### EXERCISE DETAILS
Return all of the lines below exactly as they are.

§ §

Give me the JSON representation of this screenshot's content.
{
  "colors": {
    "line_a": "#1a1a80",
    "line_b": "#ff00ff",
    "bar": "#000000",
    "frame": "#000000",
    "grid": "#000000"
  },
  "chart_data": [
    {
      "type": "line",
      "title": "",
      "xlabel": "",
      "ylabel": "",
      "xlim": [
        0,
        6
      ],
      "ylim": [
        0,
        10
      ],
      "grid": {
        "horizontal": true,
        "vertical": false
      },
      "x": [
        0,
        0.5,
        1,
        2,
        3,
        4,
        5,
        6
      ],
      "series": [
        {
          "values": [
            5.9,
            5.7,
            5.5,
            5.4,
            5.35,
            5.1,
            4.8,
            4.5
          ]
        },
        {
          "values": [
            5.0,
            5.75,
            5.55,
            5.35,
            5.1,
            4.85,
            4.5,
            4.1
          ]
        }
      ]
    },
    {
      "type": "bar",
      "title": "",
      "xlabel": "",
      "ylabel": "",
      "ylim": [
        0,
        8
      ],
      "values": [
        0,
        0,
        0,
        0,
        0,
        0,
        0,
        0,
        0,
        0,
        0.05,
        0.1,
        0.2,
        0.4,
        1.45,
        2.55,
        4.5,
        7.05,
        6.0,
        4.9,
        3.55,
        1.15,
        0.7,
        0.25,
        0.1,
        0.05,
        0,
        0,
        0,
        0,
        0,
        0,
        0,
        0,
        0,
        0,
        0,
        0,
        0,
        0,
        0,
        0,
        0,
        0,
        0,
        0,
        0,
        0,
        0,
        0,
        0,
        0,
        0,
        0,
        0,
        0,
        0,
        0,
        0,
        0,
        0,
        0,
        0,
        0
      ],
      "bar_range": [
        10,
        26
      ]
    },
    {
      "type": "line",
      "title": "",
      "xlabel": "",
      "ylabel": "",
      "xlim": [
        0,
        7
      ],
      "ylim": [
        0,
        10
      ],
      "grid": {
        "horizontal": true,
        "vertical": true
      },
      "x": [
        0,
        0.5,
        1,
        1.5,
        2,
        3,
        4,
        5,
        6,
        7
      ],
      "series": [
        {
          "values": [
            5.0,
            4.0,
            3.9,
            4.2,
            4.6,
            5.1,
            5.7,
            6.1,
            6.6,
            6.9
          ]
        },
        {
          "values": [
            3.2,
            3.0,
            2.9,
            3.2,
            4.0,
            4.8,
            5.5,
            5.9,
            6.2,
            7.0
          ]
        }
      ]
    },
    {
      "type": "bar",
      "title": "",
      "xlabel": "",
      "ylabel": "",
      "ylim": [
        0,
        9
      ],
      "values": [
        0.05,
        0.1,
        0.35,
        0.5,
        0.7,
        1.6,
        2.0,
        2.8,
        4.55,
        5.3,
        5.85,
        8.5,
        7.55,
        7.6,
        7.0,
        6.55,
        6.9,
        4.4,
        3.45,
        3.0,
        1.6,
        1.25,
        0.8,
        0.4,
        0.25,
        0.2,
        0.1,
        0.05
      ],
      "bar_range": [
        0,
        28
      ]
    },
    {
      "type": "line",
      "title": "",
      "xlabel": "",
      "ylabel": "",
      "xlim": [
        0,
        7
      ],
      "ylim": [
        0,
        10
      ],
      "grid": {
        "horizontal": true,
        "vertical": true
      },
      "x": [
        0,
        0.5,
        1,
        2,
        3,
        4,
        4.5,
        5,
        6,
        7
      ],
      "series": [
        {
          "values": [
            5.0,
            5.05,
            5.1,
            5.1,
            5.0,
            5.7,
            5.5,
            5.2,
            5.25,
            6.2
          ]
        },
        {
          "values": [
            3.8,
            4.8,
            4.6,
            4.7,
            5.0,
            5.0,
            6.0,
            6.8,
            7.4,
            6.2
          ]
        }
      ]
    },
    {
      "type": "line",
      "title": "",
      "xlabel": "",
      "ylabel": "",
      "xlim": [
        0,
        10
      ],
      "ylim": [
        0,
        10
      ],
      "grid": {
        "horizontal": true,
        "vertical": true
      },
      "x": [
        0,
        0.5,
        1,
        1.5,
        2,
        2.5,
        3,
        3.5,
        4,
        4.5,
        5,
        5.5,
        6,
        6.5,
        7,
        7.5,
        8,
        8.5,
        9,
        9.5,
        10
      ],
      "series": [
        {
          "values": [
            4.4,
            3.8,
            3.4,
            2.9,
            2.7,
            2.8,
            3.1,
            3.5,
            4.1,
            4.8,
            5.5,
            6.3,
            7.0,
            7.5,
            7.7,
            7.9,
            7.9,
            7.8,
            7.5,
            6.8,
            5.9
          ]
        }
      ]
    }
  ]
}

§ §

### OUTPUT OF THE EXERCISE
Give me the JSON representation of this screenshot's content.
{
  "colors": {
    "line_a": "#1a1a80",
    "line_b": "#ff00ff",
    "bar": "#000000",
    "frame": "#000000",
    "grid": "#000000"
  },
  "chart_data": [
    {
      "type": "line",
      "title": "",
      "xlabel": "",
      "ylabel": "",
      "xlim": [
        0,
        6
      ],
      "ylim": [
        0,
        10
      ],
      "grid": {
        "horizontal": true,
        "vertical": false
      },
      "x": [
        0,
        0.5,
        1,
        2,
        3,
        4,
        5,
        6
      ],
      "series": [
        {
          "values": [
            5.9,
            5.7,
            5.5,
            5.4,
            5.35,
            5.1,
            4.8,
            4.5
          ]
        },
        {
          "values": [
            5.0,
            5.75,
            5.55,
            5.35,
            5.1,
            4.85,
            4.5,
            4.1
          ]
        }
      ]
    },
    {
      "type": "bar",
      "title": "",
      "xlabel": "",
      "ylabel": "",
      "ylim": [
        0,
        8
      ],
      "values": [
        0,
        0,
        0,
        0,
        0,
        0,
        0,
        0,
        0,
        0,
        0.05,
        0.1,
        0.2,
        0.4,
        1.45,
        2.55,
        4.5,
        7.05,
        6.0,
        4.9,
        3.55,
        1.15,
        0.7,
        0.25,
        0.1,
        0.05,
        0,
        0,
        0,
        0,
        0,
        0,
        0,
        0,
        0,
        0,
        0,
        0,
        0,
        0,
        0,
        0,
        0,
        0,
        0,
        0,
        0,
        0,
        0,
        0,
        0,
        0,
        0,
        0,
        0,
        0,
        0,
        0,
        0,
        0,
        0,
        0,
        0,
        0
      ],
      "bar_range": [
        10,
        26
      ]
    },
    {
      "type": "line",
      "title": "",
      "xlabel": "",
      "ylabel": "",
      "xlim": [
        0,
        7
      ],
      "ylim": [
        0,
        10
      ],
      "grid": {
        "horizontal": true,
        "vertical": true
      },
      "x": [
        0,
        0.5,
        1,
        1.5,
        2,
        3,
        4,
        5,
        6,
        7
      ],
      "series": [
        {
          "values": [
            5.0,
            4.0,
            3.9,
            4.2,
            4.6,
            5.1,
            5.7,
            6.1,
            6.6,
            6.9
          ]
        },
        {
          "values": [
            3.2,
            3.0,
            2.9,
            3.2,
            4.0,
            4.8,
            5.5,
            5.9,
            6.2,
            7.0
          ]
        }
      ]
    },
    {
      "type": "bar",
      "title": "",
      "xlabel": "",
      "ylabel": "",
      "ylim": [
        0,
        9
      ],
      "values": [
        0.05,
        0.1,
        0.35,
        0.5,
        0.7,
        1.6,
        2.0,
        2.8,
        4.55,
        5.3,
        5.85,
        8.5,
        7.55,
        7.6,
        7.0,
        6.55,
        6.9,
        4.4,
        3.45,
        3.0,
        1.6,
        1.25,
        0.8,
        0.4,
        0.25,
        0.2,
        0.1,
        0.05
      ],
      "bar_range": [
        0,
        28
      ]
    },
    {
      "type": "line",
      "title": "",
      "xlabel": "",
      "ylabel": "",
      "xlim": [
        0,
        7
      ],
      "ylim": [
        0,
        10
      ],
      "grid": {
        "horizontal": true,
        "vertical": true
      },
      "x": [
        0,
        0.5,
        1,
        2,
        3,
        4,
        4.5,
        5,
        6,
        7
      ],
      "series": [
        {
          "values": [
            5.0,
            5.05,
            5.1,
            5.1,
            5.0,
            5.7,
            5.5,
            5.2,
            5.25,
            6.2
          ]
        },
        {
          "values": [
            3.8,
            4.8,
            4.6,
            4.7,
            5.0,
            5.0,
            6.0,
            6.8,
            7.4,
            6.2
          ]
        }
      ]
    },
    {
      "type": "line",
      "title": "",
      "xlabel": "",
      "ylabel": "",
      "xlim": [
        0,
        10
      ],
      "ylim": [
        0,
        10
      ],
      "grid": {
        "horizontal": true,
        "vertical": true
      },
      "x": [
        0,
        0.5,
        1,
        1.5,
        2,
        2.5,
        3,
        3.5,
        4,
        4.5,
        5,
        5.5,
        6,
        6.5,
        7,
        7.5,
        8,
        8.5,
        9,
        9.5,
        10
      ],
      "series": [
        {
          "values": [
            4.4,
            3.8,
            3.4,
            2.9,
            2.7,
            2.8,
            3.1,
            3.5,
            4.1,
            4.8,
            5.5,
            6.3,
            7.0,
            7.5,
            7.7,
            7.9,
            7.9,
            7.8,
            7.5,
            6.8,
            5.9
          ]
        }
      ]
    }
  ]
}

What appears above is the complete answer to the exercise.